* What you need to do *
Find each line holding the word "Cash" and give the number of such lines, nothing else.

Stored items
┌────────

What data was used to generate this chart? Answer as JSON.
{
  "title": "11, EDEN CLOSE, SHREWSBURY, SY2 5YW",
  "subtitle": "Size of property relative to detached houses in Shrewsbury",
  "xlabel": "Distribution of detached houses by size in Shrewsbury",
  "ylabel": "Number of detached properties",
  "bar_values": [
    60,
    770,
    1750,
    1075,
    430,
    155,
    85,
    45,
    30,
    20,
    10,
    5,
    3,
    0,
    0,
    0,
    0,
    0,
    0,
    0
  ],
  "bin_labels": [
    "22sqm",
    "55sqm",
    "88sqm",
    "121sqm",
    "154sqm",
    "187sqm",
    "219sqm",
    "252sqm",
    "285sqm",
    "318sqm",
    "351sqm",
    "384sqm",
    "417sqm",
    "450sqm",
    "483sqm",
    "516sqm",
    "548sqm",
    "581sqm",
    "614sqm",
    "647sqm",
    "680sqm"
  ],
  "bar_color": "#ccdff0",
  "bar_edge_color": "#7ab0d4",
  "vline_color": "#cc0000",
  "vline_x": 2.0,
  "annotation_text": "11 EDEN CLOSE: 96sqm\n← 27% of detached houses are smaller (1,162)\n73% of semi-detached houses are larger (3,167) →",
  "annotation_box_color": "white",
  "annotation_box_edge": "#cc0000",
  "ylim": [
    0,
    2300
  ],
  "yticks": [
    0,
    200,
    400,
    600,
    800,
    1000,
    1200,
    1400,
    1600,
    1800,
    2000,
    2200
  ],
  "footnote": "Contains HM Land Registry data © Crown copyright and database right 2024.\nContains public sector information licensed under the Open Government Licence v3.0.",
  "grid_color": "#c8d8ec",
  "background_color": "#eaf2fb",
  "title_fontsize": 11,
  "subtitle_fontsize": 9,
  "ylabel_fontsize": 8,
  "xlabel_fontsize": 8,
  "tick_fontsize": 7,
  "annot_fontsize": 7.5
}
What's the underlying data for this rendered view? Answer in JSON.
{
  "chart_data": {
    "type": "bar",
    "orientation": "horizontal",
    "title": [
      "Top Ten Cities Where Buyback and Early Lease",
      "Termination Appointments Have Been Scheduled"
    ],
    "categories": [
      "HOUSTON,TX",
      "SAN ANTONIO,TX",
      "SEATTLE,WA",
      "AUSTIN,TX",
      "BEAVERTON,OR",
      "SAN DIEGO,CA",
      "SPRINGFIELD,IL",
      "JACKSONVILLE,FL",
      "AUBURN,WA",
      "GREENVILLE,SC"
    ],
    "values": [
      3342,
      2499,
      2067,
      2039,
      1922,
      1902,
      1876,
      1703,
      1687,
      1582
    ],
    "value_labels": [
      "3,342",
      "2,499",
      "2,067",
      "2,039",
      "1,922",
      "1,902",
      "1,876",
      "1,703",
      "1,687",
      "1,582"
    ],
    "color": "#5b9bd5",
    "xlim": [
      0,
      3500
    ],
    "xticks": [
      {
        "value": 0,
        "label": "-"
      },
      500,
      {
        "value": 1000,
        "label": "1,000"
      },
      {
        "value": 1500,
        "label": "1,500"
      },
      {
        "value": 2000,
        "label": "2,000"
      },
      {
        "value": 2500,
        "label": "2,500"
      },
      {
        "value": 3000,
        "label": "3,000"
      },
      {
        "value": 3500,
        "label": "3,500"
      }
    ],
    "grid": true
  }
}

└────────
┌────────

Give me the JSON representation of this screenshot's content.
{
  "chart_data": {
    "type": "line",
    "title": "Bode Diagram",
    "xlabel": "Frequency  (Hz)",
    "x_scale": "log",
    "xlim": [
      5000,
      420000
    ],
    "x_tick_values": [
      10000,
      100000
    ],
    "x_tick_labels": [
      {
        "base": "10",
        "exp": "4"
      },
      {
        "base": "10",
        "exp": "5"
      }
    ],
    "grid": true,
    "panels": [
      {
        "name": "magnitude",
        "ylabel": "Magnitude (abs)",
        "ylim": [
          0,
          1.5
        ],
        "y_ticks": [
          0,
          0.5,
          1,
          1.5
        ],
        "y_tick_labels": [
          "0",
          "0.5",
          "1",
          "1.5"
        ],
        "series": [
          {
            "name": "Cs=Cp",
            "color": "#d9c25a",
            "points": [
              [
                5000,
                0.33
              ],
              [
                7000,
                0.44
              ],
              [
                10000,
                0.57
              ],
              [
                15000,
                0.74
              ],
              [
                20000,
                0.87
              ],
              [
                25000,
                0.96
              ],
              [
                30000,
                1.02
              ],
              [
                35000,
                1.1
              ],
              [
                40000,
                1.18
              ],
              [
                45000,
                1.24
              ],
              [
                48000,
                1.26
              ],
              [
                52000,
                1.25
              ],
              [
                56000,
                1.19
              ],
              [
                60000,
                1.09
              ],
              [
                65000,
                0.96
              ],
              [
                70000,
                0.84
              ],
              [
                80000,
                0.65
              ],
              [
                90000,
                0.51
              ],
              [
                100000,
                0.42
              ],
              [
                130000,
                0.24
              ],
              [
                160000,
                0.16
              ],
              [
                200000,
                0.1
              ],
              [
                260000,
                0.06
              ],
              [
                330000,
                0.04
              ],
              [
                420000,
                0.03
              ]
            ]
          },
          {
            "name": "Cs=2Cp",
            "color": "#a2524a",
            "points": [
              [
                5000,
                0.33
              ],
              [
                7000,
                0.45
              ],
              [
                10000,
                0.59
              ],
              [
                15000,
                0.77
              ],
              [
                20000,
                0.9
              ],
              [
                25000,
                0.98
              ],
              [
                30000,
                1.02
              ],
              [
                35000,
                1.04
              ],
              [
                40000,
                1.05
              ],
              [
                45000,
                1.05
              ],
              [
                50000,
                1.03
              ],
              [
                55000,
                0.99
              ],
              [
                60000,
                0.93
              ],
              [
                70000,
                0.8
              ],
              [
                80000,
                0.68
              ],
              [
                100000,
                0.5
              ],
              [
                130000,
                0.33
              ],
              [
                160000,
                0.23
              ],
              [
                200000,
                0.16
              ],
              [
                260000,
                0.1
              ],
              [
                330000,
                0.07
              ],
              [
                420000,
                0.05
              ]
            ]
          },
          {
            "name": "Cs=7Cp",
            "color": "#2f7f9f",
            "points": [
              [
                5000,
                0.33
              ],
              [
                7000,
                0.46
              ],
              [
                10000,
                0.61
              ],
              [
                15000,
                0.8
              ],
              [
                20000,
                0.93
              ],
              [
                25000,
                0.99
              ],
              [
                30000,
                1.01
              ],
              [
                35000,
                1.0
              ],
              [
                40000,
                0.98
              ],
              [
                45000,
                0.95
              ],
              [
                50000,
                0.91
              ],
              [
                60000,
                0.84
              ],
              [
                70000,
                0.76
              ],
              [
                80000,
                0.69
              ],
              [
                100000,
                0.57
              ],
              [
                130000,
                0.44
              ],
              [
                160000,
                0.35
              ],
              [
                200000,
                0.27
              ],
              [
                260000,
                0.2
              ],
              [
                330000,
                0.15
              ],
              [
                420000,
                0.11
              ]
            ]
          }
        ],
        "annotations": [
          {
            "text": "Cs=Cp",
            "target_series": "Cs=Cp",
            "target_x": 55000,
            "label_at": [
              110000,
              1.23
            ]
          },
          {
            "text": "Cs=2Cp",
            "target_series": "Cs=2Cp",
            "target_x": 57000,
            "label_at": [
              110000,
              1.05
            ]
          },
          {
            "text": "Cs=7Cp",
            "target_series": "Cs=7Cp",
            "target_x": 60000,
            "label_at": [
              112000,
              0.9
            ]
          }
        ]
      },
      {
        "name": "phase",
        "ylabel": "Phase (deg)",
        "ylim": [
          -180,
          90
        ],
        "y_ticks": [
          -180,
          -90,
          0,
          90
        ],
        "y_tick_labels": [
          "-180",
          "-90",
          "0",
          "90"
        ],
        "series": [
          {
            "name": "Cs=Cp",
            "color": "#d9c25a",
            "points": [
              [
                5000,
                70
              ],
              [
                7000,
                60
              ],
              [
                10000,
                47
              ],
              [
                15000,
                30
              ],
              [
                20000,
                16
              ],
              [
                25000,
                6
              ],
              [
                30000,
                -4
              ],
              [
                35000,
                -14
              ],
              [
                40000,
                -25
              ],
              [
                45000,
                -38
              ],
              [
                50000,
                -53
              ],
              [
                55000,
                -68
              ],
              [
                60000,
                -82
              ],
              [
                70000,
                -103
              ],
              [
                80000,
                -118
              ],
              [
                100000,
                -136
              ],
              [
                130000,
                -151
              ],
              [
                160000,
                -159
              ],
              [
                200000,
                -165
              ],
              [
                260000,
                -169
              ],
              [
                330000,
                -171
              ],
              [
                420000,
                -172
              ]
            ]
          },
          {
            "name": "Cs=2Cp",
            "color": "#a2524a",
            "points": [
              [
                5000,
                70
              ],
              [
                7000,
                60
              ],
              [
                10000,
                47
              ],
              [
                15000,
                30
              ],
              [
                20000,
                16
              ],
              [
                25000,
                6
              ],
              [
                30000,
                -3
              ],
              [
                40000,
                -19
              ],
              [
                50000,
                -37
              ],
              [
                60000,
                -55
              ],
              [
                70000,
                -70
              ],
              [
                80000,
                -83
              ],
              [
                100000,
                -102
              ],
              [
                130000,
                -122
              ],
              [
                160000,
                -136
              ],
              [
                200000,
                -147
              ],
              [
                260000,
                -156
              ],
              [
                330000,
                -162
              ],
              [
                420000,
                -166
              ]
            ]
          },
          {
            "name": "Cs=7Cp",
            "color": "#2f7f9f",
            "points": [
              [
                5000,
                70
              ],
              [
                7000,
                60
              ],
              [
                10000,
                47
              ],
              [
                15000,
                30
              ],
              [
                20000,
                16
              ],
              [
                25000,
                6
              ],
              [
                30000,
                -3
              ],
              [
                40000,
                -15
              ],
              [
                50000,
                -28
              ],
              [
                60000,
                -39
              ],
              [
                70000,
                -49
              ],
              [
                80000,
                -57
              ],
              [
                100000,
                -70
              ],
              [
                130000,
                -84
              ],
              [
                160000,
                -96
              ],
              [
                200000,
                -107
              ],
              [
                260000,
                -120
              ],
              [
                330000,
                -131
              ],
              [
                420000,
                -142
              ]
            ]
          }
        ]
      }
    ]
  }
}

└────────
┌────────

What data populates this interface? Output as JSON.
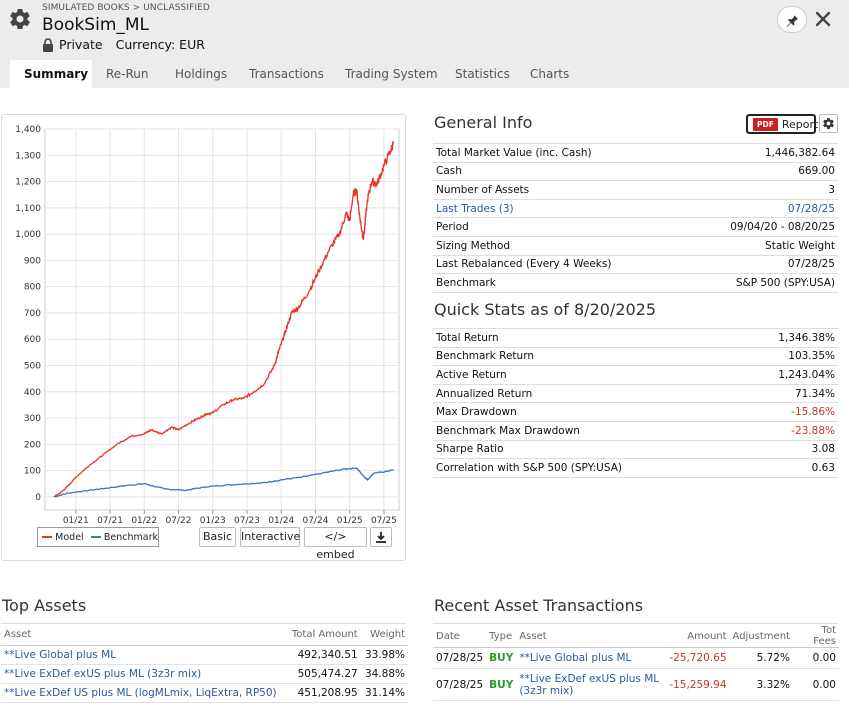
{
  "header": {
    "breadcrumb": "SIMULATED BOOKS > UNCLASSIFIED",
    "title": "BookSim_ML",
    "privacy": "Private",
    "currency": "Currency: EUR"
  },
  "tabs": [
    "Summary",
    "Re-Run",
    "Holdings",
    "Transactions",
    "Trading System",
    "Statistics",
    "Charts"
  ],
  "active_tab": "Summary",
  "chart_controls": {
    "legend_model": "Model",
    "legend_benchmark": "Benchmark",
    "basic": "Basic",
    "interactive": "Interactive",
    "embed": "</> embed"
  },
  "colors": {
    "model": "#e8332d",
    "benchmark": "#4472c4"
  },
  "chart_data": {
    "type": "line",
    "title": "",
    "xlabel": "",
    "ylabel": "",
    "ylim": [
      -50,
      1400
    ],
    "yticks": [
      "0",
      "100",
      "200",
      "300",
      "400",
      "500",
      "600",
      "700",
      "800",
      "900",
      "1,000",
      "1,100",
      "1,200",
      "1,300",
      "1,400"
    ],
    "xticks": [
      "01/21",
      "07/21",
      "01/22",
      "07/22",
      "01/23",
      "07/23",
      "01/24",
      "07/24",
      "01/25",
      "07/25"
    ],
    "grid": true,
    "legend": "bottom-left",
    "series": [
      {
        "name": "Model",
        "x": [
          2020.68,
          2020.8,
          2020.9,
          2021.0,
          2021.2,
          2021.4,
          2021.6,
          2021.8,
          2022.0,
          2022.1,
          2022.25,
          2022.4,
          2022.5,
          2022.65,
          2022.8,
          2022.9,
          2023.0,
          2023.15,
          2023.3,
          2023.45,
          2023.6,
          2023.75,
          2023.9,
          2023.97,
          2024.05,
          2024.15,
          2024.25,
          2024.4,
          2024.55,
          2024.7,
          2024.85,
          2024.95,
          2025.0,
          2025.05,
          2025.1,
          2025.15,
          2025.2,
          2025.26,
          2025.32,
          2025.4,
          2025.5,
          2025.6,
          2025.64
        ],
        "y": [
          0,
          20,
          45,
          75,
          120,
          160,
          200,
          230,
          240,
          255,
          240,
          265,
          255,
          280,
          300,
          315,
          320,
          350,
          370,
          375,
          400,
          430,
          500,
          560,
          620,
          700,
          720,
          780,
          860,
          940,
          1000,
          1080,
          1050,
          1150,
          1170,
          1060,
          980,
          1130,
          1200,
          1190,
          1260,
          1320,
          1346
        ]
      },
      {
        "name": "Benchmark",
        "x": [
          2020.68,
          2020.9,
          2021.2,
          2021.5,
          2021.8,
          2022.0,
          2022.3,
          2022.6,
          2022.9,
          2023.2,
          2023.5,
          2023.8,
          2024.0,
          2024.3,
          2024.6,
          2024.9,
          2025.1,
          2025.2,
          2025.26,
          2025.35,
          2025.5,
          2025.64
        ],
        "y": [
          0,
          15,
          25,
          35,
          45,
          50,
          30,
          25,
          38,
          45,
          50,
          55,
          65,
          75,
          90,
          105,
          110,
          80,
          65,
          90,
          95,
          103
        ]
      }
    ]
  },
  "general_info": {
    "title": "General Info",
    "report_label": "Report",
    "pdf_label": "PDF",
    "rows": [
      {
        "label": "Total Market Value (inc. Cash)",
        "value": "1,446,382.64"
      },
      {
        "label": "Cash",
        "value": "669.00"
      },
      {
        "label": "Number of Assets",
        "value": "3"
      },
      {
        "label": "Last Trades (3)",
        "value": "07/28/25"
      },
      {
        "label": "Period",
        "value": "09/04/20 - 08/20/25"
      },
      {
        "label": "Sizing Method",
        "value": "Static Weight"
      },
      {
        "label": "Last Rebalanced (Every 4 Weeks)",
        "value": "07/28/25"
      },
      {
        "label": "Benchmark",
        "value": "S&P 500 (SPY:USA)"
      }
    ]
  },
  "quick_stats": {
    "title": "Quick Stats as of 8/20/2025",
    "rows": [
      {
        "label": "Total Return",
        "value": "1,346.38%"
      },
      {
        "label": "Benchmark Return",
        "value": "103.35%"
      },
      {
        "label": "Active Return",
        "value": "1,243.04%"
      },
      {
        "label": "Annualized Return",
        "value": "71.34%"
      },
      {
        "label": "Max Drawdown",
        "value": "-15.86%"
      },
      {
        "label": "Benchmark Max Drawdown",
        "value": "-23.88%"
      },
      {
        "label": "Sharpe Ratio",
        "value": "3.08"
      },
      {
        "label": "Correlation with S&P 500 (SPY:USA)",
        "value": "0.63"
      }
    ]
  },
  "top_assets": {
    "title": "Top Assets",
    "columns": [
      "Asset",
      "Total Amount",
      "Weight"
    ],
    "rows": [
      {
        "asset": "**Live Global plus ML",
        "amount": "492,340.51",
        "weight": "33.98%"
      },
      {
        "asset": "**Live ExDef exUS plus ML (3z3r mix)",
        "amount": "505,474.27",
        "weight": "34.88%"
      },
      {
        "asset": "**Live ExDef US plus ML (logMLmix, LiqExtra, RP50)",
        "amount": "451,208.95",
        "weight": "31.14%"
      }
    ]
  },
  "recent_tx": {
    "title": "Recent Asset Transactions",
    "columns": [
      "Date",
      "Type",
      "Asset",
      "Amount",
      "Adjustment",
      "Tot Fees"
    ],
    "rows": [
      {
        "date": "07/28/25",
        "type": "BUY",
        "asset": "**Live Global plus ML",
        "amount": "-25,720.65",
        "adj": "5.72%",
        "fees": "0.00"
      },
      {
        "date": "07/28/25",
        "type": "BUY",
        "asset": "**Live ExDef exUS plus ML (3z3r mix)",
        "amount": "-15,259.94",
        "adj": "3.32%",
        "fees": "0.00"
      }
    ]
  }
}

└────────

* Final answer *
2